[Direction A] Copy the stretch of the spray chart tool post from "Want to highlight" through "a few examples." word for word.

[Document text]

Update to the Spray Chart Tool (now with Strike Zone plot)

If anyone was lurking on my interactive spray chart tool, they might have seen a new tab: Spray and Strike Zone Plot.

This is a brand new feature officially rolling out today. It takes a spray chart for a given player and places it side-by-side with a plot of the strike zone so that you can see the horizontal and vertical location of each pitch that led to each of the batted balls on the spray chart. Both plots are interactive and can be filtered using the various options, or you can simply click and drag over either plot to highlight certain pitches and hits. The table running below will provide summary information for the data selected or filtered, including average distance and angle of the batted ball, average velocity of the pitches, etc. Remember, this is not perfect data, so there will be some measurement error and some odd data points (e.g. a home run that appears to only travel 200 ft.).

What can you do with this tab? Here are some examples.

Want to see where in the strike zone all of Migual Cabrera’s home runs this year were thrown? No problem:

Miggy_spray

Want to highlight an area of the strike zone and see where those balls are hit by Miggy? Why not:

miggy2

Want to see the pitch location of all of Joey Votto’s pull-field home runs since 2010? Sure:

votto

Want to see how Mike Trout does when swinging at balls lower than the bottom of the strike zone? Here you go:

trout.thtlive

Those are just a few examples.

[Direction B] Rewrite the records from their start through the line containing "tweet-time[interactable]: 6:00 PM", with "meta-separator" changed to "meta-divider" and nothing else altered. Give only those lines.

[Records for the task]
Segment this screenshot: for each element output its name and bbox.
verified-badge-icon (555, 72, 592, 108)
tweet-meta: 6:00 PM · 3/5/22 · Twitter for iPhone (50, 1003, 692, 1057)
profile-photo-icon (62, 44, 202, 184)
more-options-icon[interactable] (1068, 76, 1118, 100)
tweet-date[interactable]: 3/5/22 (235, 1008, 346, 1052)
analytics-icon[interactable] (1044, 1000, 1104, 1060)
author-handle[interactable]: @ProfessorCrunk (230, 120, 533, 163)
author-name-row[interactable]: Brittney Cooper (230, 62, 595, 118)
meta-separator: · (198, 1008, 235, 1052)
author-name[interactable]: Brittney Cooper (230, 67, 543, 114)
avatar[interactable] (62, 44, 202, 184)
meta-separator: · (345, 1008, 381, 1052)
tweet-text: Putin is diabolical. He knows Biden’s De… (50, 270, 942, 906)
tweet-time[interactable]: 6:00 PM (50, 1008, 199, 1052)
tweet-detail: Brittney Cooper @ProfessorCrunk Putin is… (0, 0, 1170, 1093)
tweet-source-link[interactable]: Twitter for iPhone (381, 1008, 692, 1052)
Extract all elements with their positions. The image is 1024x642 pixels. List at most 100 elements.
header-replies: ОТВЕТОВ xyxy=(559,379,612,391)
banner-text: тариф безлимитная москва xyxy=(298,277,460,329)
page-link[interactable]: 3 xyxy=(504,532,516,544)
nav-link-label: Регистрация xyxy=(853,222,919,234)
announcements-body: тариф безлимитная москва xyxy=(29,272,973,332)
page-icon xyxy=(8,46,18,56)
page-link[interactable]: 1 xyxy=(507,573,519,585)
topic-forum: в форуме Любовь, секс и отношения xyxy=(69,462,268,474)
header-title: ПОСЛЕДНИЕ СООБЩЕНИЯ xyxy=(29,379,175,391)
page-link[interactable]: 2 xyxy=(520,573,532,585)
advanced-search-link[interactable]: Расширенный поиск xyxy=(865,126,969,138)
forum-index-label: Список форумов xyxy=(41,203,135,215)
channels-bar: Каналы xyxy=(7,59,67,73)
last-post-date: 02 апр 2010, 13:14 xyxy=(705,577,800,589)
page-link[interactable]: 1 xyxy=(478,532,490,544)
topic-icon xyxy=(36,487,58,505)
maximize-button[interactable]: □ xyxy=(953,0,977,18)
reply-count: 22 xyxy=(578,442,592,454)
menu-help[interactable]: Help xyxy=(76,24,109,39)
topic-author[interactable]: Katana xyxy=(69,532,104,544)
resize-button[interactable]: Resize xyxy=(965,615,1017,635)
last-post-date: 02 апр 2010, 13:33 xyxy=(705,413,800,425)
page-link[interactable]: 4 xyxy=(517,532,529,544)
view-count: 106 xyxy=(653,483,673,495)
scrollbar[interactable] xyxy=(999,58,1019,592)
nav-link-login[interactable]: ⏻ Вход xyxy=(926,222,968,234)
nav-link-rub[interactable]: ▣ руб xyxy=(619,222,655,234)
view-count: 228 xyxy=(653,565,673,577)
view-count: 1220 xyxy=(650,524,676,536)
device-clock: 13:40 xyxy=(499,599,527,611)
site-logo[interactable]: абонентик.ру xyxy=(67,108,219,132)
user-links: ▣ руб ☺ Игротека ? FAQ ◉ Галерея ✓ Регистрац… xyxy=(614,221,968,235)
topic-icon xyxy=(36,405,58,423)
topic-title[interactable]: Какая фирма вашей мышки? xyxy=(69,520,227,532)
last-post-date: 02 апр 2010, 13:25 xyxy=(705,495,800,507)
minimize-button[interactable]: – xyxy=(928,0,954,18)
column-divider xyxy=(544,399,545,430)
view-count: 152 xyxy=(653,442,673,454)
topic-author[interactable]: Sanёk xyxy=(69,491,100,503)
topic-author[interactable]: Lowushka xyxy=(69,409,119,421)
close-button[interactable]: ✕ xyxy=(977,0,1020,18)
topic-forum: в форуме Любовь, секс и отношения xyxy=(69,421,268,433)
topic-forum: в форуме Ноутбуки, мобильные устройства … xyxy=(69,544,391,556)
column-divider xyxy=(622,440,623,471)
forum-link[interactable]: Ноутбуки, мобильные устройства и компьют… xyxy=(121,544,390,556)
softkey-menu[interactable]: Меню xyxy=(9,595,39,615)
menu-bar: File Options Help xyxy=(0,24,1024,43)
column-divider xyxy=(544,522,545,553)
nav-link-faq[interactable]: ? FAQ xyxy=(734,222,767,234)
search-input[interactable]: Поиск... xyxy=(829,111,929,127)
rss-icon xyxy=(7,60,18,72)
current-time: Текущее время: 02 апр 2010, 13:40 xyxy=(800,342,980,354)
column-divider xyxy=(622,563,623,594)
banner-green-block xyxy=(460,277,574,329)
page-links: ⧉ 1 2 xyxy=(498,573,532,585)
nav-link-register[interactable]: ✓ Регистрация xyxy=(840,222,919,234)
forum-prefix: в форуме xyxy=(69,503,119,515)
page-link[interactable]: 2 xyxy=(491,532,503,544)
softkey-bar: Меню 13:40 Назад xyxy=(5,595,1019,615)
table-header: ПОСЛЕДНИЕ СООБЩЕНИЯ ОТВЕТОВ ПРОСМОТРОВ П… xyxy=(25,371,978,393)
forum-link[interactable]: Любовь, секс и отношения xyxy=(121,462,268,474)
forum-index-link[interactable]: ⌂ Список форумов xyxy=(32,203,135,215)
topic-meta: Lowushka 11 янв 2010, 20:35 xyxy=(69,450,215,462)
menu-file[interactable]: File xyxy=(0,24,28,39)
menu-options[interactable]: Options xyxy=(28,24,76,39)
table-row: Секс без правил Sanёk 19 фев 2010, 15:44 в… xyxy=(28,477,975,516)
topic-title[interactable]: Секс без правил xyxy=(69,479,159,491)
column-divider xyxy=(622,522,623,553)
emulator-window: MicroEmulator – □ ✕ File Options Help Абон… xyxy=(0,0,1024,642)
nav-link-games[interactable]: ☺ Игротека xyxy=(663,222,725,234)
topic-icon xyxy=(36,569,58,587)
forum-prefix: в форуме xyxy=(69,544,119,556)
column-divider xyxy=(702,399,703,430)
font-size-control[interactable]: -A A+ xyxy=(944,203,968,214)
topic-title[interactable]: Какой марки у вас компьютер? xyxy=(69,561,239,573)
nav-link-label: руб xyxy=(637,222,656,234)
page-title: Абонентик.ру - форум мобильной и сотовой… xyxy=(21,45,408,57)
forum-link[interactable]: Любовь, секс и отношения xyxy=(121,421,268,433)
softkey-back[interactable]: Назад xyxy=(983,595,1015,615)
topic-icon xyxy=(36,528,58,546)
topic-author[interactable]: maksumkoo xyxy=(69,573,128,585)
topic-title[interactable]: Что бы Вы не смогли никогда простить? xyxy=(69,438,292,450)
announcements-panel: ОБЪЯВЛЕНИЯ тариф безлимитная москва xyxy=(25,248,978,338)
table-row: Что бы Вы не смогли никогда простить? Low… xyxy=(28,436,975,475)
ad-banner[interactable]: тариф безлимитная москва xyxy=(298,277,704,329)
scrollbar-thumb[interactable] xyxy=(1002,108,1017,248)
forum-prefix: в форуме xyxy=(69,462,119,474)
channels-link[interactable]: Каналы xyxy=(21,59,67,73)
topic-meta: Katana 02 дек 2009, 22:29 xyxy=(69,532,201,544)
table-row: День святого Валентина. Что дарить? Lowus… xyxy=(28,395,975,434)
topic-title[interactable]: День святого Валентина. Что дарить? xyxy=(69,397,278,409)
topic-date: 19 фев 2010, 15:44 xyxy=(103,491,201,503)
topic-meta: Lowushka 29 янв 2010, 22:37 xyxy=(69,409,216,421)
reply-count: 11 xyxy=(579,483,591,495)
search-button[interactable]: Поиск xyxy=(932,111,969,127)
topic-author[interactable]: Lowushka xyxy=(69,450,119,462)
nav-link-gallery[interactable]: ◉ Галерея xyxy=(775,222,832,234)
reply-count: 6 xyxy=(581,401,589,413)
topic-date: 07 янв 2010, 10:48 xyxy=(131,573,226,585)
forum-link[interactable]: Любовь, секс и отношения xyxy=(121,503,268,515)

[Task result A]
Want to highlight an area of the strike zone and see where those balls are hit by Miggy? Why not:

miggy2

Want to see the pitch location of all of Joey Votto’s pull-field home runs since 2010? Sure:

votto

Want to see how Mike Trout does when swinging at balls lower than the bottom of the strike zone? Here you go:

trout.thtlive

Those are just a few examples.

[Task result B]
Segment this screenshot: for each element output its name and bbox.
verified-badge-icon (555, 72, 592, 108)
tweet-meta: 6:00 PM · 3/5/22 · Twitter for iPhone (50, 1003, 692, 1057)
profile-photo-icon (62, 44, 202, 184)
more-options-icon[interactable] (1068, 76, 1118, 100)
tweet-date[interactable]: 3/5/22 (235, 1008, 346, 1052)
analytics-icon[interactable] (1044, 1000, 1104, 1060)
author-handle[interactable]: @ProfessorCrunk (230, 120, 533, 163)
author-name-row[interactable]: Brittney Cooper (230, 62, 595, 118)
meta-divider: · (198, 1008, 235, 1052)
author-name[interactable]: Brittney Cooper (230, 67, 543, 114)
avatar[interactable] (62, 44, 202, 184)
meta-divider: · (345, 1008, 381, 1052)
tweet-text: Putin is diabolical. He knows Biden’s De… (50, 270, 942, 906)
tweet-time[interactable]: 6:00 PM (50, 1008, 199, 1052)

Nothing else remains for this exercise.